_Written instruction:_ Rewrite the lines below, changing every "annotation-box" to "callout-box" and leaving all else unchanged. Omit the pictures from your answer.

======== Exercise materials

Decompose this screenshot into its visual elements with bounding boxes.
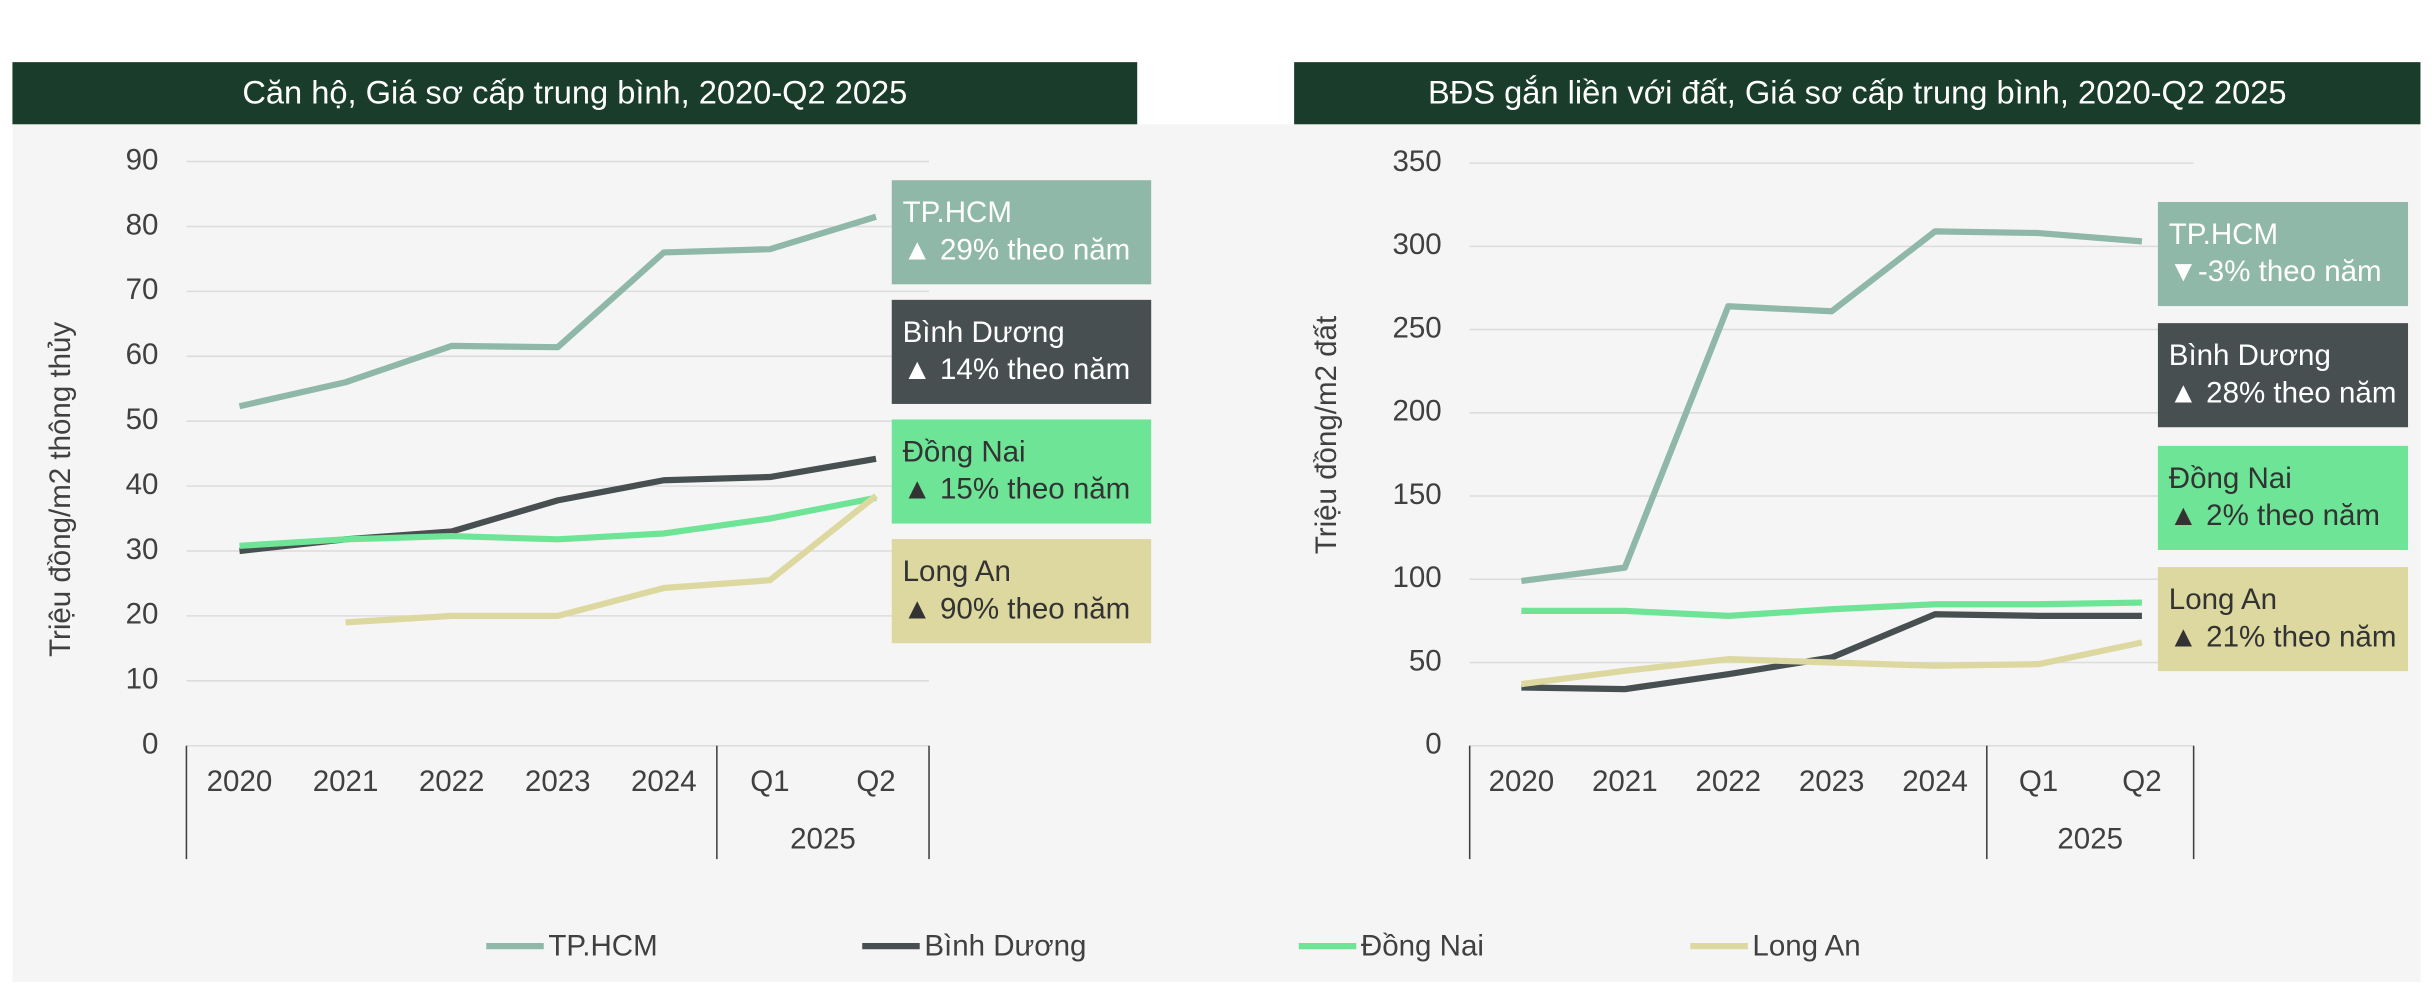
y-tick-label: 20 xyxy=(126,598,159,631)
annotation-name: Đồng Nai xyxy=(2169,462,2292,495)
chart-title: Căn hộ, Giá sơ cấp trung bình, 2020-Q2 2… xyxy=(242,73,907,110)
annotation-box xyxy=(891,180,1152,285)
x-tick-label: Q1 xyxy=(750,765,789,798)
annotation-name: TP.HCM xyxy=(903,196,1012,229)
y-tick-label: 100 xyxy=(1392,561,1441,594)
y-tick-label: 150 xyxy=(1392,478,1441,511)
annotation-note: ▲ 14% theo năm xyxy=(903,353,1131,386)
y-axis-title: Triệu đồng/m2 đất xyxy=(1310,316,1343,554)
annotation-box xyxy=(891,299,1152,404)
annotation-box xyxy=(2157,567,2409,672)
annotation-name: Đồng Nai xyxy=(903,435,1026,468)
legend-label: Bình Dương xyxy=(924,929,1086,962)
legend-label: Đồng Nai xyxy=(1361,929,1484,962)
legend-label: Long An xyxy=(1752,929,1860,962)
annotation-name: Long An xyxy=(903,555,1011,588)
x-tick-label: Q1 xyxy=(2019,765,2058,798)
x-group-label: 2025 xyxy=(790,822,856,855)
annotation-box xyxy=(2157,323,2409,428)
y-tick-label: 200 xyxy=(1392,395,1441,428)
y-tick-label: 300 xyxy=(1392,228,1441,261)
annotation-box xyxy=(891,419,1152,524)
x-tick-label: 2022 xyxy=(419,765,485,798)
annotation-box xyxy=(2157,201,2409,307)
y-axis-title: Triệu đồng/m2 thông thủy xyxy=(44,322,77,657)
x-group-label: 2025 xyxy=(2057,822,2123,855)
annotation-note: ▼-3% theo năm xyxy=(2169,255,2382,288)
y-tick-label: 50 xyxy=(1409,644,1442,677)
series-line xyxy=(1521,611,2142,693)
x-tick-label: 2021 xyxy=(313,765,379,798)
x-tick-label: 2020 xyxy=(207,765,273,798)
series-line xyxy=(1520,639,2143,688)
annotation-note: ▲ 21% theo năm xyxy=(2169,620,2397,653)
chart-header xyxy=(1294,62,2421,125)
x-tick-label: Q2 xyxy=(2122,765,2161,798)
series-line xyxy=(239,494,877,549)
annotation-name: TP.HCM xyxy=(2169,218,2278,251)
y-tick-label: 30 xyxy=(126,533,159,566)
x-tick-label: 2022 xyxy=(1695,765,1761,798)
chart-header xyxy=(12,62,1138,125)
x-tick-label: Q2 xyxy=(856,765,895,798)
series-line xyxy=(1521,599,2142,619)
y-tick-label: 40 xyxy=(126,468,159,501)
annotation-box xyxy=(2157,445,2409,550)
y-tick-label: 50 xyxy=(126,403,159,436)
x-tick-label: 2023 xyxy=(525,765,591,798)
y-tick-label: 0 xyxy=(1425,728,1441,761)
x-tick-label: 2021 xyxy=(1592,765,1658,798)
x-tick-label: 2024 xyxy=(631,765,697,798)
panel xyxy=(12,124,2421,982)
y-tick-label: 70 xyxy=(126,273,159,306)
y-tick-label: 250 xyxy=(1392,311,1441,344)
y-tick-label: 90 xyxy=(126,143,159,176)
y-tick-label: 80 xyxy=(126,208,159,241)
x-tick-label: 2023 xyxy=(1799,765,1865,798)
series-line xyxy=(345,493,878,626)
chart-title: BĐS gắn liền với đất, Giá sơ cấp trung b… xyxy=(1428,73,2287,110)
annotation-note: ▲ 28% theo năm xyxy=(2169,376,2397,409)
annotation-note: ▲ 29% theo năm xyxy=(903,233,1131,266)
annotation-name: Bình Dương xyxy=(2169,339,2331,372)
y-tick-label: 350 xyxy=(1392,145,1441,178)
annotation-note: ▲ 90% theo năm xyxy=(903,592,1131,625)
y-tick-label: 0 xyxy=(142,728,158,761)
series-line xyxy=(238,213,877,410)
series-line xyxy=(1520,228,2143,585)
annotation-note: ▲ 15% theo năm xyxy=(903,473,1131,506)
x-tick-label: 2020 xyxy=(1489,765,1555,798)
annotation-name: Bình Dương xyxy=(903,316,1065,349)
annotation-note: ▲ 2% theo năm xyxy=(2169,499,2380,532)
annotation-box xyxy=(891,539,1152,644)
legend-label: TP.HCM xyxy=(548,929,657,962)
y-tick-label: 60 xyxy=(126,338,159,371)
x-tick-label: 2024 xyxy=(1902,765,1968,798)
y-tick-label: 10 xyxy=(126,663,159,696)
annotation-name: Long An xyxy=(2169,583,2277,616)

================

_Output of the exercise:_
Decompose this screenshot into its visual elements with bounding boxes.
y-tick-label: 20 xyxy=(126,598,159,631)
annotation-name: Đồng Nai xyxy=(2169,462,2292,495)
chart-title: Căn hộ, Giá sơ cấp trung bình, 2020-Q2 2… xyxy=(242,73,907,110)
callout-box xyxy=(891,180,1152,285)
x-tick-label: Q1 xyxy=(750,765,789,798)
annotation-name: TP.HCM xyxy=(903,196,1012,229)
y-tick-label: 100 xyxy=(1392,561,1441,594)
y-tick-label: 150 xyxy=(1392,478,1441,511)
annotation-note: ▲ 14% theo năm xyxy=(903,353,1131,386)
y-axis-title: Triệu đồng/m2 đất xyxy=(1310,316,1343,554)
callout-box xyxy=(891,299,1152,404)
callout-box xyxy=(2157,567,2409,672)
annotation-name: Đồng Nai xyxy=(903,435,1026,468)
legend-label: Bình Dương xyxy=(924,929,1086,962)
legend-label: Đồng Nai xyxy=(1361,929,1484,962)
legend-label: Long An xyxy=(1752,929,1860,962)
annotation-name: Long An xyxy=(903,555,1011,588)
x-tick-label: Q1 xyxy=(2019,765,2058,798)
x-group-label: 2025 xyxy=(790,822,856,855)
callout-box xyxy=(2157,323,2409,428)
y-tick-label: 200 xyxy=(1392,395,1441,428)
y-tick-label: 300 xyxy=(1392,228,1441,261)
callout-box xyxy=(891,419,1152,524)
x-tick-label: 2022 xyxy=(419,765,485,798)
callout-box xyxy=(2157,201,2409,307)
y-axis-title: Triệu đồng/m2 thông thủy xyxy=(44,322,77,657)
x-group-label: 2025 xyxy=(2057,822,2123,855)
annotation-note: ▼-3% theo năm xyxy=(2169,255,2382,288)
y-tick-label: 50 xyxy=(1409,644,1442,677)
series-line xyxy=(1521,611,2142,693)
x-tick-label: 2021 xyxy=(313,765,379,798)
x-tick-label: 2020 xyxy=(207,765,273,798)
series-line xyxy=(1520,639,2143,688)
annotation-note: ▲ 21% theo năm xyxy=(2169,620,2397,653)
chart-header xyxy=(1294,62,2421,125)
x-tick-label: Q2 xyxy=(2122,765,2161,798)
series-line xyxy=(239,494,877,549)
annotation-name: TP.HCM xyxy=(2169,218,2278,251)
y-tick-label: 30 xyxy=(126,533,159,566)
x-tick-label: 2022 xyxy=(1695,765,1761,798)
chart-header xyxy=(12,62,1138,125)
x-tick-label: Q2 xyxy=(856,765,895,798)
series-line xyxy=(1521,599,2142,619)
y-tick-label: 40 xyxy=(126,468,159,501)
callout-box xyxy=(2157,445,2409,550)
y-tick-label: 50 xyxy=(126,403,159,436)
x-tick-label: 2023 xyxy=(525,765,591,798)
y-tick-label: 0 xyxy=(1425,728,1441,761)
x-tick-label: 2021 xyxy=(1592,765,1658,798)
x-tick-label: 2024 xyxy=(631,765,697,798)
panel xyxy=(12,124,2421,982)
y-tick-label: 70 xyxy=(126,273,159,306)
y-tick-label: 250 xyxy=(1392,311,1441,344)
y-tick-label: 90 xyxy=(126,143,159,176)
y-tick-label: 80 xyxy=(126,208,159,241)
x-tick-label: 2023 xyxy=(1799,765,1865,798)
series-line xyxy=(345,493,878,626)
chart-title: BĐS gắn liền với đất, Giá sơ cấp trung b… xyxy=(1428,73,2287,110)
annotation-note: ▲ 28% theo năm xyxy=(2169,376,2397,409)
annotation-note: ▲ 29% theo năm xyxy=(903,233,1131,266)
annotation-name: Bình Dương xyxy=(2169,339,2331,372)
y-tick-label: 350 xyxy=(1392,145,1441,178)
annotation-note: ▲ 90% theo năm xyxy=(903,592,1131,625)
y-tick-label: 0 xyxy=(142,728,158,761)
series-line xyxy=(238,213,877,410)
series-line xyxy=(1520,228,2143,585)
annotation-note: ▲ 15% theo năm xyxy=(903,473,1131,506)
x-tick-label: 2020 xyxy=(1489,765,1555,798)
annotation-name: Bình Dương xyxy=(903,316,1065,349)
annotation-note: ▲ 2% theo năm xyxy=(2169,499,2380,532)
callout-box xyxy=(891,539,1152,644)
legend-label: TP.HCM xyxy=(548,929,657,962)
y-tick-label: 60 xyxy=(126,338,159,371)
x-tick-label: 2024 xyxy=(1902,765,1968,798)
y-tick-label: 10 xyxy=(126,663,159,696)
annotation-name: Long An xyxy=(2169,583,2277,616)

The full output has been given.